* start Given entries *

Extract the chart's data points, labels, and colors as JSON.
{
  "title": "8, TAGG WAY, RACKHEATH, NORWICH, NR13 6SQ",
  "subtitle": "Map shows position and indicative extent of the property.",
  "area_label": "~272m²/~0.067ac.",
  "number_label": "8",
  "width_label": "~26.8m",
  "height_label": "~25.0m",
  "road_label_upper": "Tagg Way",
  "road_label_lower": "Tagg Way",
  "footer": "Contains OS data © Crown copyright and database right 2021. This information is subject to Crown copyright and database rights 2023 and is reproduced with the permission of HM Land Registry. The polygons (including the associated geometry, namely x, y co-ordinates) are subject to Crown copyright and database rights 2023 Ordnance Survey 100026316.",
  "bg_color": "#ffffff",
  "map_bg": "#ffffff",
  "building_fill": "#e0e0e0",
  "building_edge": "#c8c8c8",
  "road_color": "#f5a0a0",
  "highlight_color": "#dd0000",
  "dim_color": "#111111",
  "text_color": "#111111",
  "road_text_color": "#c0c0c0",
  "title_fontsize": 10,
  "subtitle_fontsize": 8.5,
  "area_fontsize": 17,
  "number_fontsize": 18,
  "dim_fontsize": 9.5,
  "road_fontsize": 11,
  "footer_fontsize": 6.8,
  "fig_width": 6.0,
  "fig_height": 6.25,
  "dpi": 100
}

* end Given entries *

▶ _What to do_:
Give the complete listing a second time, exactly as it reads.

▶ _Correct answer_:
Extract the chart's data points, labels, and colors as JSON.
{
  "title": "8, TAGG WAY, RACKHEATH, NORWICH, NR13 6SQ",
  "subtitle": "Map shows position and indicative extent of the property.",
  "area_label": "~272m²/~0.067ac.",
  "number_label": "8",
  "width_label": "~26.8m",
  "height_label": "~25.0m",
  "road_label_upper": "Tagg Way",
  "road_label_lower": "Tagg Way",
  "footer": "Contains OS data © Crown copyright and database right 2021. This information is subject to Crown copyright and database rights 2023 and is reproduced with the permission of HM Land Registry. The polygons (including the associated geometry, namely x, y co-ordinates) are subject to Crown copyright and database rights 2023 Ordnance Survey 100026316.",
  "bg_color": "#ffffff",
  "map_bg": "#ffffff",
  "building_fill": "#e0e0e0",
  "building_edge": "#c8c8c8",
  "road_color": "#f5a0a0",
  "highlight_color": "#dd0000",
  "dim_color": "#111111",
  "text_color": "#111111",
  "road_text_color": "#c0c0c0",
  "title_fontsize": 10,
  "subtitle_fontsize": 8.5,
  "area_fontsize": 17,
  "number_fontsize": 18,
  "dim_fontsize": 9.5,
  "road_fontsize": 11,
  "footer_fontsize": 6.8,
  "fig_width": 6.0,
  "fig_height": 6.25,
  "dpi": 100
}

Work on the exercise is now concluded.